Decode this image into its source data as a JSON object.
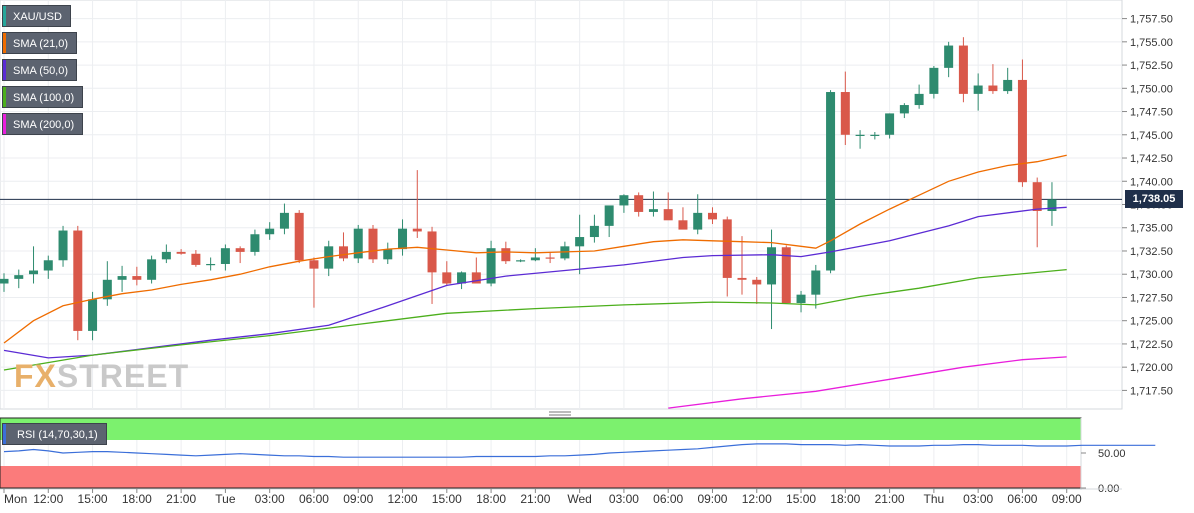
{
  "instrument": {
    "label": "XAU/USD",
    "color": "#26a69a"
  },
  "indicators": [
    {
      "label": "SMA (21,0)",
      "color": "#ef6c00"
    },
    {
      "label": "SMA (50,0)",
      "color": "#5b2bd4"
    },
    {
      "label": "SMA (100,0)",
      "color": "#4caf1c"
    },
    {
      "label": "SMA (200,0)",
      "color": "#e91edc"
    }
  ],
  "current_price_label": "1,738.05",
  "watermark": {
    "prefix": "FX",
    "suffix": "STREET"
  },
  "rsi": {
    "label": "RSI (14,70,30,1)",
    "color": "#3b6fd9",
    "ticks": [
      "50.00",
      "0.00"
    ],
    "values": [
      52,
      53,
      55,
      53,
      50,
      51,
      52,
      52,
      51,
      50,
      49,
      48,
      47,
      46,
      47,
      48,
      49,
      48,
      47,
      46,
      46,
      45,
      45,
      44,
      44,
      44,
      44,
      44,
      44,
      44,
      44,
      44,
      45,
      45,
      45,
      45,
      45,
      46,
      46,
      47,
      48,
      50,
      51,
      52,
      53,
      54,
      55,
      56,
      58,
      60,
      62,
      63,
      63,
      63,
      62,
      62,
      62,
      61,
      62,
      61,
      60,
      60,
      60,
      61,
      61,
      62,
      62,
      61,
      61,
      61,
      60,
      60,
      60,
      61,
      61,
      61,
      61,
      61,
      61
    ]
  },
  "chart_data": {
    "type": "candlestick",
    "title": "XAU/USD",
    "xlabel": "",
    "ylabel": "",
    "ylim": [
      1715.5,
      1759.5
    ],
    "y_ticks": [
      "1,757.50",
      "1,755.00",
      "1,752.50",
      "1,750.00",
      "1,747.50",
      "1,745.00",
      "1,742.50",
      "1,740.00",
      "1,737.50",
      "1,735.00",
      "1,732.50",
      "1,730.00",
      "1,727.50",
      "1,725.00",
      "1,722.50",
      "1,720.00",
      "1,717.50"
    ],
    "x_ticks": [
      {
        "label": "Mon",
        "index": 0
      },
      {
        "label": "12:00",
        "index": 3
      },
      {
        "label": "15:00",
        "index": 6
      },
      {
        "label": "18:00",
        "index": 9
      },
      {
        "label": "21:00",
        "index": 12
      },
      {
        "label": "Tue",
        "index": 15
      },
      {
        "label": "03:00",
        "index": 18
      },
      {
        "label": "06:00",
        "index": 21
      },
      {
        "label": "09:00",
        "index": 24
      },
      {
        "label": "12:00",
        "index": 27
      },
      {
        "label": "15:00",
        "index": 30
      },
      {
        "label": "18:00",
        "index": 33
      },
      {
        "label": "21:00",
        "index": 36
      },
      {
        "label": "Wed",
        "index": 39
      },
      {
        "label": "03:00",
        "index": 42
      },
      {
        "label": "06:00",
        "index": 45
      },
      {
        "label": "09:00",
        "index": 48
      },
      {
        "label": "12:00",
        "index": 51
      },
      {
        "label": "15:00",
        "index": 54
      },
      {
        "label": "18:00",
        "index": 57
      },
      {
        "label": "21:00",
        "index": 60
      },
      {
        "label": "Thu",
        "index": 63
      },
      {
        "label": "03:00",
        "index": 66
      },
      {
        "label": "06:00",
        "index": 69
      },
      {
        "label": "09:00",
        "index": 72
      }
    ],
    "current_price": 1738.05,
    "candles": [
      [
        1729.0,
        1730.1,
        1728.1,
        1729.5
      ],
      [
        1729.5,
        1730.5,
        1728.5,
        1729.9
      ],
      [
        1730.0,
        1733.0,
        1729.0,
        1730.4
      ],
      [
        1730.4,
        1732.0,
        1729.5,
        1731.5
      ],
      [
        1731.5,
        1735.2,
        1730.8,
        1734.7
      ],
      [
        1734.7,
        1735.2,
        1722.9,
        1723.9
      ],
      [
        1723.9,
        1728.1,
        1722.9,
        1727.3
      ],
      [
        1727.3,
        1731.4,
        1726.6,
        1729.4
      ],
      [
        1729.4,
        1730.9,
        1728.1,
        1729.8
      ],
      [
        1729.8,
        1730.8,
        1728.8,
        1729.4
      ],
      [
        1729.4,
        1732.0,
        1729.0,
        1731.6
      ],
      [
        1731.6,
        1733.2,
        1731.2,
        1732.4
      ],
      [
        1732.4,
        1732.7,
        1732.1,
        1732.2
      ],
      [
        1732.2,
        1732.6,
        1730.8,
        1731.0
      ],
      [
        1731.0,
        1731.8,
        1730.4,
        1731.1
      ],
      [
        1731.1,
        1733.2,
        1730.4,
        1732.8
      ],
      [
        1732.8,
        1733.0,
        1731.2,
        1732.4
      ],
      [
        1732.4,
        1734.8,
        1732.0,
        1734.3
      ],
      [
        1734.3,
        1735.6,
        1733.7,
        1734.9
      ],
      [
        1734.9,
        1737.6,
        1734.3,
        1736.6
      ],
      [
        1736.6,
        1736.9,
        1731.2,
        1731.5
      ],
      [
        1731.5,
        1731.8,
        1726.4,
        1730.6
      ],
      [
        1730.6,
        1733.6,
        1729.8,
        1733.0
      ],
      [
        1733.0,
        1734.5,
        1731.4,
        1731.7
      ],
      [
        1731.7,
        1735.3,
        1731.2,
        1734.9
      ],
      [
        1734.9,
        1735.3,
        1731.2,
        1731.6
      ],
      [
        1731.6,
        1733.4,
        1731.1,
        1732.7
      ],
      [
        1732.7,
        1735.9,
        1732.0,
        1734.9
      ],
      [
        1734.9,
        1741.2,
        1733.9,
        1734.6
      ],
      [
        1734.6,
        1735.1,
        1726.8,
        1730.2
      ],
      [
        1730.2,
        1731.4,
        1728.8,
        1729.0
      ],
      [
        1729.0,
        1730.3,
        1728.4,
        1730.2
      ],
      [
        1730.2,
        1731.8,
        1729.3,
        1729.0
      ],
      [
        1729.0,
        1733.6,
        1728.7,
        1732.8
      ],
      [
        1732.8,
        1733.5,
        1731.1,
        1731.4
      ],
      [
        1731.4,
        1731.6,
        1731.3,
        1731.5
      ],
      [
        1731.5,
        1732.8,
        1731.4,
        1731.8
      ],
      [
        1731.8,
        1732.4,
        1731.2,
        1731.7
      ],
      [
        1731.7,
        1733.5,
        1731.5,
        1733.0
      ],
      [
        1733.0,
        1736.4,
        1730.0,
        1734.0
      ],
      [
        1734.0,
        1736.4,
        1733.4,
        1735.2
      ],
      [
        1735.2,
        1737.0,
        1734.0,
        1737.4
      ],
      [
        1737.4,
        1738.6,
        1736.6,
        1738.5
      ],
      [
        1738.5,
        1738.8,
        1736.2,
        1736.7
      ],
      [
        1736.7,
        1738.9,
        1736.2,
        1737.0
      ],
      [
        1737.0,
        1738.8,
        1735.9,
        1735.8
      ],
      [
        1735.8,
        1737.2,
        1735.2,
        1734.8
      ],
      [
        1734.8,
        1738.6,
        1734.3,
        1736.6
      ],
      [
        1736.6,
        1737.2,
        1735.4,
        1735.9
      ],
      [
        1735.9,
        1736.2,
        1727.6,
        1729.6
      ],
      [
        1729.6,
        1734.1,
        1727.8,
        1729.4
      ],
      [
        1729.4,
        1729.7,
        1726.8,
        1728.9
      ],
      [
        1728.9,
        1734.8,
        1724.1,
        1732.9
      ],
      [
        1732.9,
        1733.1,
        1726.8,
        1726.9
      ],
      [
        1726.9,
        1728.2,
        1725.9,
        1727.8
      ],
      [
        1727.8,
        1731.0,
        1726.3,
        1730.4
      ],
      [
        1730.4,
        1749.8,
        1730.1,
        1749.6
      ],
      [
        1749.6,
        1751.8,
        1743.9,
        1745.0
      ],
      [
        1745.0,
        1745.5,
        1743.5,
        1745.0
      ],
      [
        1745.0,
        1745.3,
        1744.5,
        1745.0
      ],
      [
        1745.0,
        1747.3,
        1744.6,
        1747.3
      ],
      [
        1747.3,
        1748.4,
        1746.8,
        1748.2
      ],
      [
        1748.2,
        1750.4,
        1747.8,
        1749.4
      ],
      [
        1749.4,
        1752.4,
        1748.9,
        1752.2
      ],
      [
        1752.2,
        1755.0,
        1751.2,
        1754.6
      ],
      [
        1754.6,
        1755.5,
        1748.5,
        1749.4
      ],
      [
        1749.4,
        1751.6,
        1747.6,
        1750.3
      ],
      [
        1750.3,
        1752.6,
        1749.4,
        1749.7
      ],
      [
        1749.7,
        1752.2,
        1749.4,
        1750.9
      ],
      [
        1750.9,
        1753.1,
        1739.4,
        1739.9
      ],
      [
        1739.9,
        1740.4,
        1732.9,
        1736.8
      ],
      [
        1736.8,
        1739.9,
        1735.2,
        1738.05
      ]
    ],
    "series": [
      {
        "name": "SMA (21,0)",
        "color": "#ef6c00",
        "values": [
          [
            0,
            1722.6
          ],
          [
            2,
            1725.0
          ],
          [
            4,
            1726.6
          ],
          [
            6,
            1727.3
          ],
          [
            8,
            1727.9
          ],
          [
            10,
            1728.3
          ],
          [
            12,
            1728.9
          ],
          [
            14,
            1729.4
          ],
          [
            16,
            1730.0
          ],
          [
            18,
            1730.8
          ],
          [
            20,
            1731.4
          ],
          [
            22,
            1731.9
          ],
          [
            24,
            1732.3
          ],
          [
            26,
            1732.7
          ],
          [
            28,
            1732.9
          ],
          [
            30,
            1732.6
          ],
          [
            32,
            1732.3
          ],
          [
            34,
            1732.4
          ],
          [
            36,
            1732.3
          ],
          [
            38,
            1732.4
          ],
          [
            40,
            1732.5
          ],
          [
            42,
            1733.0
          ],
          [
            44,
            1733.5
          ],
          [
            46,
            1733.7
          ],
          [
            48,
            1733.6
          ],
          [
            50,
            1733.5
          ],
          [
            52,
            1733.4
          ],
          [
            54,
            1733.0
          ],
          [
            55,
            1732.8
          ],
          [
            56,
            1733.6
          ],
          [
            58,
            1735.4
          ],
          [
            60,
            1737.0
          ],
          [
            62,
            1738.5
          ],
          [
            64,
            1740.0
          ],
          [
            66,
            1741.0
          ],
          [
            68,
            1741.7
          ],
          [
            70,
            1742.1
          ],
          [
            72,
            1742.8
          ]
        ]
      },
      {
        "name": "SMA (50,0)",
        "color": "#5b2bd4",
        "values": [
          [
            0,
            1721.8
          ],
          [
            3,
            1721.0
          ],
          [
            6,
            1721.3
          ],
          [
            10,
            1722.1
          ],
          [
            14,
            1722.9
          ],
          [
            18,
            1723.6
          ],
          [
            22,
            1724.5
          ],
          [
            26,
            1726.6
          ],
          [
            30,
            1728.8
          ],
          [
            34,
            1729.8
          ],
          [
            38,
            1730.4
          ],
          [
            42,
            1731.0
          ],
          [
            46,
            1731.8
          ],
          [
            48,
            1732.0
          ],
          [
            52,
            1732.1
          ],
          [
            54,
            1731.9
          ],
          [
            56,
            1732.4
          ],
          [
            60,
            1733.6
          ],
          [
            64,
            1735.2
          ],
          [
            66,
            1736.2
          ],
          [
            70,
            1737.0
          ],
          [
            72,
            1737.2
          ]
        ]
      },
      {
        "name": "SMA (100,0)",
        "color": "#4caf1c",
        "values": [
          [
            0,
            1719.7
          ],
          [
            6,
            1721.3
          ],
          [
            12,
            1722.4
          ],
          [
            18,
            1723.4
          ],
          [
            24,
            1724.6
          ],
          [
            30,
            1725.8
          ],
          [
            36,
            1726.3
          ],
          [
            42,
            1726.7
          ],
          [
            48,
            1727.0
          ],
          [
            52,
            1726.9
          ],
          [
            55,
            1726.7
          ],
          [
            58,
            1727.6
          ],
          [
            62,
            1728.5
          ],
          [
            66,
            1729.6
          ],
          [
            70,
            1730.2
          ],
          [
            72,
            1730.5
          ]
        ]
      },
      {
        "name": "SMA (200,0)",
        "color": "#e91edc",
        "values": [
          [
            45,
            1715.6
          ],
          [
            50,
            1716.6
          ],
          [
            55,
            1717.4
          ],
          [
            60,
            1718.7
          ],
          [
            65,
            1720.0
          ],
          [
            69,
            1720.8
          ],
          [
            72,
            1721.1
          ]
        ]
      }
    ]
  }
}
___
| THE REQUEST |
Collect each line holding the string "color".

| RESPONSE TO THE EXERCISE |
    "color": "#26a69a"
      "color": "#ef6c00"
      "color": "#5b2bd4"
      "color": "#4caf1c"
      "color": "#e91edc"
    "color": "#3b6fd9",
        "color": "#ef6c00",
        "color": "#5b2bd4",
        "color": "#4caf1c",
        "color": "#e91edc",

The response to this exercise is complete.